- _Work order_:
The data below must be returned in full and exactly.

- _Extracted material_:
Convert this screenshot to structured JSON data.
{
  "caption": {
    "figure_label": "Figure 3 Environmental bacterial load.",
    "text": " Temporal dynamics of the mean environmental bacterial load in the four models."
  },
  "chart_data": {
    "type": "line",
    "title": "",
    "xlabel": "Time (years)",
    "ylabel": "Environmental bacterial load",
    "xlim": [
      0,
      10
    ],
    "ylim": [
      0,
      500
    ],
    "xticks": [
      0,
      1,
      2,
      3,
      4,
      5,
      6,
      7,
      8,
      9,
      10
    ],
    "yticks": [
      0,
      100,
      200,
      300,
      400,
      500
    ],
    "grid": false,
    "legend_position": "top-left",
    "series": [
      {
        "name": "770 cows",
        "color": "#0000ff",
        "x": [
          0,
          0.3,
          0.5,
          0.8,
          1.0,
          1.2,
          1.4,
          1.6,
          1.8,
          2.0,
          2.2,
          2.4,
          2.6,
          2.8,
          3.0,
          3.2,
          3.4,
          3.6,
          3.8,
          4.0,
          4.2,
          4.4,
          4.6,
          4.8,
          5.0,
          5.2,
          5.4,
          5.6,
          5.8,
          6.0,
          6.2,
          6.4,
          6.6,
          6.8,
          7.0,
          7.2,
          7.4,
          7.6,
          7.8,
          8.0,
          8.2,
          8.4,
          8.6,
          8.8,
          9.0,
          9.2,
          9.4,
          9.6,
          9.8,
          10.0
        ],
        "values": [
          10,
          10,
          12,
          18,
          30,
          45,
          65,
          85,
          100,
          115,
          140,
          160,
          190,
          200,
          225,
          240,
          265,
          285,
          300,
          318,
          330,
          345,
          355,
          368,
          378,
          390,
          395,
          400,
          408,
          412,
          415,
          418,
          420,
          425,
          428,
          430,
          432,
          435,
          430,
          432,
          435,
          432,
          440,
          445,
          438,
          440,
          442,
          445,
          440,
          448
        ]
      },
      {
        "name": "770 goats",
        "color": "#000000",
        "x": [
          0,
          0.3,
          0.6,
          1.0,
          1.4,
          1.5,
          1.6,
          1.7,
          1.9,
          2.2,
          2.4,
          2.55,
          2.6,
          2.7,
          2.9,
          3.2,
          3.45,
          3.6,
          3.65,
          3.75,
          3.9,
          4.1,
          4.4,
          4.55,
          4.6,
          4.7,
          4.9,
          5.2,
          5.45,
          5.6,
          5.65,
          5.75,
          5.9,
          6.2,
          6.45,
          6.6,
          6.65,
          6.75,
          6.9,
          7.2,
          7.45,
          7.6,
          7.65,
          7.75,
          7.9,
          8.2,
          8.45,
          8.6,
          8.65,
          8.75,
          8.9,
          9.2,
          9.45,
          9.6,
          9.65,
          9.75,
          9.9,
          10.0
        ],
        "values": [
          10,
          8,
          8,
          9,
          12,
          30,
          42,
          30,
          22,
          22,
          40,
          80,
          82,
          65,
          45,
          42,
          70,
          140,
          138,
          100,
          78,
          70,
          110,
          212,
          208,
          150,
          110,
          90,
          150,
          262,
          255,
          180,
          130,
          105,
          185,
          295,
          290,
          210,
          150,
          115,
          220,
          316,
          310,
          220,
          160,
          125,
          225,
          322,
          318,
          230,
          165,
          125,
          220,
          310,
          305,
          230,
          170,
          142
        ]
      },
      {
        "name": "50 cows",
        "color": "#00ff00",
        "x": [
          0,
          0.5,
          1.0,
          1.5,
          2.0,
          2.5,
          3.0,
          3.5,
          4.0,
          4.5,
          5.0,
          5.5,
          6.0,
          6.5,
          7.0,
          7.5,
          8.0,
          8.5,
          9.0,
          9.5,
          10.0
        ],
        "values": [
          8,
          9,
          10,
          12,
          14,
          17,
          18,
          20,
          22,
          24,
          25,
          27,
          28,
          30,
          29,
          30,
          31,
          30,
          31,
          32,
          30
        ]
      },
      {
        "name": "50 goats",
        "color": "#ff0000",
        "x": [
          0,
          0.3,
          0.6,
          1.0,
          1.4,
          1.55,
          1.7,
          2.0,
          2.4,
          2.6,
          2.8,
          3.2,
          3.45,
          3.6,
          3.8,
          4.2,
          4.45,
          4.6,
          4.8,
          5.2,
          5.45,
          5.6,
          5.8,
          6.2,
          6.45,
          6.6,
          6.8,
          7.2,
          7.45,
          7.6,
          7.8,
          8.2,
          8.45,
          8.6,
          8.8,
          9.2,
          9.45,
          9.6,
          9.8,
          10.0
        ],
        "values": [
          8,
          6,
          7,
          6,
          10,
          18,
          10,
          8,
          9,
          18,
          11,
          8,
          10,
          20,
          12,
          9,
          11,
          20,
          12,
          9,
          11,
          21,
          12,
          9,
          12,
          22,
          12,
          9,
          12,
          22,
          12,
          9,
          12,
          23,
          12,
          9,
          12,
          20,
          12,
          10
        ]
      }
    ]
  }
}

- _Solution_:
Convert this screenshot to structured JSON data.
{
  "caption": {
    "figure_label": "Figure 3 Environmental bacterial load.",
    "text": " Temporal dynamics of the mean environmental bacterial load in the four models."
  },
  "chart_data": {
    "type": "line",
    "title": "",
    "xlabel": "Time (years)",
    "ylabel": "Environmental bacterial load",
    "xlim": [
      0,
      10
    ],
    "ylim": [
      0,
      500
    ],
    "xticks": [
      0,
      1,
      2,
      3,
      4,
      5,
      6,
      7,
      8,
      9,
      10
    ],
    "yticks": [
      0,
      100,
      200,
      300,
      400,
      500
    ],
    "grid": false,
    "legend_position": "top-left",
    "series": [
      {
        "name": "770 cows",
        "color": "#0000ff",
        "x": [
          0,
          0.3,
          0.5,
          0.8,
          1.0,
          1.2,
          1.4,
          1.6,
          1.8,
          2.0,
          2.2,
          2.4,
          2.6,
          2.8,
          3.0,
          3.2,
          3.4,
          3.6,
          3.8,
          4.0,
          4.2,
          4.4,
          4.6,
          4.8,
          5.0,
          5.2,
          5.4,
          5.6,
          5.8,
          6.0,
          6.2,
          6.4,
          6.6,
          6.8,
          7.0,
          7.2,
          7.4,
          7.6,
          7.8,
          8.0,
          8.2,
          8.4,
          8.6,
          8.8,
          9.0,
          9.2,
          9.4,
          9.6,
          9.8,
          10.0
        ],
        "values": [
          10,
          10,
          12,
          18,
          30,
          45,
          65,
          85,
          100,
          115,
          140,
          160,
          190,
          200,
          225,
          240,
          265,
          285,
          300,
          318,
          330,
          345,
          355,
          368,
          378,
          390,
          395,
          400,
          408,
          412,
          415,
          418,
          420,
          425,
          428,
          430,
          432,
          435,
          430,
          432,
          435,
          432,
          440,
          445,
          438,
          440,
          442,
          445,
          440,
          448
        ]
      },
      {
        "name": "770 goats",
        "color": "#000000",
        "x": [
          0,
          0.3,
          0.6,
          1.0,
          1.4,
          1.5,
          1.6,
          1.7,
          1.9,
          2.2,
          2.4,
          2.55,
          2.6,
          2.7,
          2.9,
          3.2,
          3.45,
          3.6,
          3.65,
          3.75,
          3.9,
          4.1,
          4.4,
          4.55,
          4.6,
          4.7,
          4.9,
          5.2,
          5.45,
          5.6,
          5.65,
          5.75,
          5.9,
          6.2,
          6.45,
          6.6,
          6.65,
          6.75,
          6.9,
          7.2,
          7.45,
          7.6,
          7.65,
          7.75,
          7.9,
          8.2,
          8.45,
          8.6,
          8.65,
          8.75,
          8.9,
          9.2,
          9.45,
          9.6,
          9.65,
          9.75,
          9.9,
          10.0
        ],
        "values": [
          10,
          8,
          8,
          9,
          12,
          30,
          42,
          30,
          22,
          22,
          40,
          80,
          82,
          65,
          45,
          42,
          70,
          140,
          138,
          100,
          78,
          70,
          110,
          212,
          208,
          150,
          110,
          90,
          150,
          262,
          255,
          180,
          130,
          105,
          185,
          295,
          290,
          210,
          150,
          115,
          220,
          316,
          310,
          220,
          160,
          125,
          225,
          322,
          318,
          230,
          165,
          125,
          220,
          310,
          305,
          230,
          170,
          142
        ]
      },
      {
        "name": "50 cows",
        "color": "#00ff00",
        "x": [
          0,
          0.5,
          1.0,
          1.5,
          2.0,
          2.5,
          3.0,
          3.5,
          4.0,
          4.5,
          5.0,
          5.5,
          6.0,
          6.5,
          7.0,
          7.5,
          8.0,
          8.5,
          9.0,
          9.5,
          10.0
        ],
        "values": [
          8,
          9,
          10,
          12,
          14,
          17,
          18,
          20,
          22,
          24,
          25,
          27,
          28,
          30,
          29,
          30,
          31,
          30,
          31,
          32,
          30
        ]
      },
      {
        "name": "50 goats",
        "color": "#ff0000",
        "x": [
          0,
          0.3,
          0.6,
          1.0,
          1.4,
          1.55,
          1.7,
          2.0,
          2.4,
          2.6,
          2.8,
          3.2,
          3.45,
          3.6,
          3.8,
          4.2,
          4.45,
          4.6,
          4.8,
          5.2,
          5.45,
          5.6,
          5.8,
          6.2,
          6.45,
          6.6,
          6.8,
          7.2,
          7.45,
          7.6,
          7.8,
          8.2,
          8.45,
          8.6,
          8.8,
          9.2,
          9.45,
          9.6,
          9.8,
          10.0
        ],
        "values": [
          8,
          6,
          7,
          6,
          10,
          18,
          10,
          8,
          9,
          18,
          11,
          8,
          10,
          20,
          12,
          9,
          11,
          20,
          12,
          9,
          11,
          21,
          12,
          9,
          12,
          22,
          12,
          9,
          12,
          22,
          12,
          9,
          12,
          23,
          12,
          9,
          12,
          20,
          12,
          10
        ]
      }
    ]
  }
}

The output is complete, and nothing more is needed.